Short problem A: In the Snap Spectacles passage, begin at the words "Recently I wore" and stop after "that they’re filming.)", reproducing that span with "Boston" substituted for "Chicago".
Short problem B: According to the Snap Spectacles passage, what colors do the Spectacles come in?
Short problem C: Translate this sentence from the Snap Spectacles passage into Spanish: "Spectacles ingeniously package this face camera into something that people might actually want to wear."

Selected passage:
+ + + +

In November, Snap introduced yet another strategy to make its platform even more addictive, capable, and advertiser-friendly: hardware. Snap Spectacles transform Snapchat the app into a brash sunglasses-camera that takes circular videos. Spectacles, or Specs, as Snap employees call them, eliminate that final point of friction of pulling a phone from one’s pocket to capture life’s spontaneity. They encourage sharing by design: When they initially pair with your phone, Specs actually film your first snap without warning. (After that, a tap of the frame initiates recording.) “Having a pair has already made a dent in the type of content I’m making,” says Mike Platco, a Snapchat artist and influencer. “It has made me more excited to post ‘in the moment’ videos that are less focused on a large narrative and more about bringing my audience in on the cool stuff I get to do.”


Recently I wore Specs during a Chicago birthday bar crawl, capturing scenes that I’d never have filmed with my phone. Walking into each dive felt Scorsese-esque as I filmed it, as if I was shooting my own Goodfellas, but grittier. With both of my hands free to stuff my face, I captured a late-night tamale run as a tube of masa flying right below the camera. If I wanted a selfie, I had to have one of those cinematic moments of staring placidly into a bathroom mirror. Unlike Google Glass, which prompted “Glasshole” bans at New York and San Francisco bars, Specs are designed to be nonthreatening. (A playfully twirling LED light broadcasts that they’re filming.)

Spectacles ingeniously package this face camera into something that people might actually want to wear. “It’s a classic shape reinvented,” says fashion designer Rebecca Minkoff of the Ray-Ban–inspired shades, which come in black, coral, and teal. She thought Glass was hideous, but compares Spectacles to a party dress or shoes, an overt piece of flair that calls attention to its intent rather than hiding it.

+ + + +

Data excerpt:
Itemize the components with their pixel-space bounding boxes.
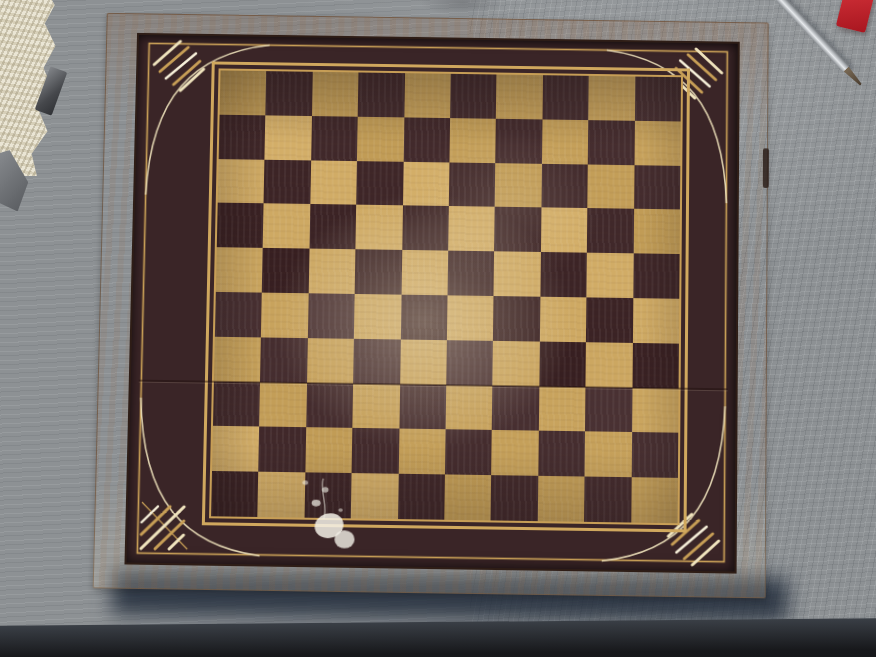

+ + + +

Task result A:
Recently I wore Specs during a Boston birthday bar crawl, capturing scenes that I’d never have filmed with my phone. Walking into each dive felt Scorsese-esque as I filmed it, as if I was shooting my own Goodfellas, but grittier. With both of my hands free to stuff my face, I captured a late-night tamale run as a tube of masa flying right below the camera. If I wanted a selfie, I had to have one of those cinematic moments of staring placidly into a bathroom mirror. Unlike Google Glass, which prompted “Glasshole” bans at New York and San Francisco bars, Specs are designed to be nonthreatening. (A playfully twirling LED light broadcasts that they’re filming.)

Task result B: Black, coral, and teal.

Task result C: Spectacles empaqueta ingeniosamente esta cámara facial en algo que la gente realmente podría querer llevar puesto.